-- INFORMATION PROVIDED start --
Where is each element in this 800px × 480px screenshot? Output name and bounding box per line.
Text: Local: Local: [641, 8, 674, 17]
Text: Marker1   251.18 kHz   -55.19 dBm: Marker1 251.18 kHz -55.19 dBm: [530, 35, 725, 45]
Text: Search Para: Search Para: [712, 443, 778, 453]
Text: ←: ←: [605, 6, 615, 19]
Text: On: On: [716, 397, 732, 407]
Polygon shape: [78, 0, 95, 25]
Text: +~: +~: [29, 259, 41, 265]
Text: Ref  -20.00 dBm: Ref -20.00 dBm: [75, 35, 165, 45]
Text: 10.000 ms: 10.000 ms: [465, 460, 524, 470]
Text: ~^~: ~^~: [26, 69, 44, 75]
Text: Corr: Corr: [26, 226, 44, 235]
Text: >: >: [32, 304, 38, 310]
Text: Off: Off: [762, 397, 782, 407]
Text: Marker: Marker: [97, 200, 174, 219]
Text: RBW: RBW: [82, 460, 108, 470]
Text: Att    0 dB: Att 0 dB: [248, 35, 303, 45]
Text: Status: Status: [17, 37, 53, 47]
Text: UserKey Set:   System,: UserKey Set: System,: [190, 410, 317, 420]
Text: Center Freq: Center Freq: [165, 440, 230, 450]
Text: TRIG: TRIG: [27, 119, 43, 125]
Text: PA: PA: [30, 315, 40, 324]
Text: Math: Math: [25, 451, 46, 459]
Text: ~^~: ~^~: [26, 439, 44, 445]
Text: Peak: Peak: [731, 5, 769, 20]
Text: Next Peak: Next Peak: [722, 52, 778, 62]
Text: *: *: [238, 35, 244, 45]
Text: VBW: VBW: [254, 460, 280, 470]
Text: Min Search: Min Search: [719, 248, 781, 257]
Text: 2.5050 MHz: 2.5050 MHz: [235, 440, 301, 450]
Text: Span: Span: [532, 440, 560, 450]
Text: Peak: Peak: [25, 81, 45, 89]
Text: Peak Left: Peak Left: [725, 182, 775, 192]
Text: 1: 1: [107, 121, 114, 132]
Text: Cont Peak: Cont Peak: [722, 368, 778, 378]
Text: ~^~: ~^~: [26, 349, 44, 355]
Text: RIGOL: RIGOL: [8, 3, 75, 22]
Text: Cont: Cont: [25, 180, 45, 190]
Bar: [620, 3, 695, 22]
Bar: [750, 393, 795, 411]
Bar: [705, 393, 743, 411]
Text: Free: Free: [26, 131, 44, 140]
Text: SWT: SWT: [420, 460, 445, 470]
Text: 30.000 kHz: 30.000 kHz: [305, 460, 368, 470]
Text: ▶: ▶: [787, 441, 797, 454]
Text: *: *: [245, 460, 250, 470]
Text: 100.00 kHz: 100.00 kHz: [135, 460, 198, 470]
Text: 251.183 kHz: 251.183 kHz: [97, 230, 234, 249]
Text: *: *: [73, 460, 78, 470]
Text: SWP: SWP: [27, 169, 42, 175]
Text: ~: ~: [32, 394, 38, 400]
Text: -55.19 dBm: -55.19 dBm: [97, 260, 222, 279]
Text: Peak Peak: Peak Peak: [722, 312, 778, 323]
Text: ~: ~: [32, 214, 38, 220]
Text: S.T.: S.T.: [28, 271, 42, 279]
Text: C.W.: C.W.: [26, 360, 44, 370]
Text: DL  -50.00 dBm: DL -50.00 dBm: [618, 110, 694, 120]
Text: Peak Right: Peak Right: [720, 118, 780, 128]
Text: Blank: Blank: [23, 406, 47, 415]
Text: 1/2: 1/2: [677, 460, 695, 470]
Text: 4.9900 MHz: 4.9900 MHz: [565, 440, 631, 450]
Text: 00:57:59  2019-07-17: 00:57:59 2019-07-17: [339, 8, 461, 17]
-- INFORMATION PROVIDED end --
- WRITTEN REQUEST
Copy out the lines of the records unchanged, beginning with the first line and continuing through the line that contains "Text: RBW: RBW: [82, 460, 108, 470]", with both of those lines included.

- ANSWER
Where is each element in this 800px × 480px screenshot? Output name and bounding box per line.
Text: Local: Local: [641, 8, 674, 17]
Text: Marker1   251.18 kHz   -55.19 dBm: Marker1 251.18 kHz -55.19 dBm: [530, 35, 725, 45]
Text: Search Para: Search Para: [712, 443, 778, 453]
Text: ←: ←: [605, 6, 615, 19]
Text: On: On: [716, 397, 732, 407]
Polygon shape: [78, 0, 95, 25]
Text: +~: +~: [29, 259, 41, 265]
Text: Ref  -20.00 dBm: Ref -20.00 dBm: [75, 35, 165, 45]
Text: 10.000 ms: 10.000 ms: [465, 460, 524, 470]
Text: ~^~: ~^~: [26, 69, 44, 75]
Text: Corr: Corr: [26, 226, 44, 235]
Text: >: >: [32, 304, 38, 310]
Text: Off: Off: [762, 397, 782, 407]
Text: Marker: Marker: [97, 200, 174, 219]
Text: RBW: RBW: [82, 460, 108, 470]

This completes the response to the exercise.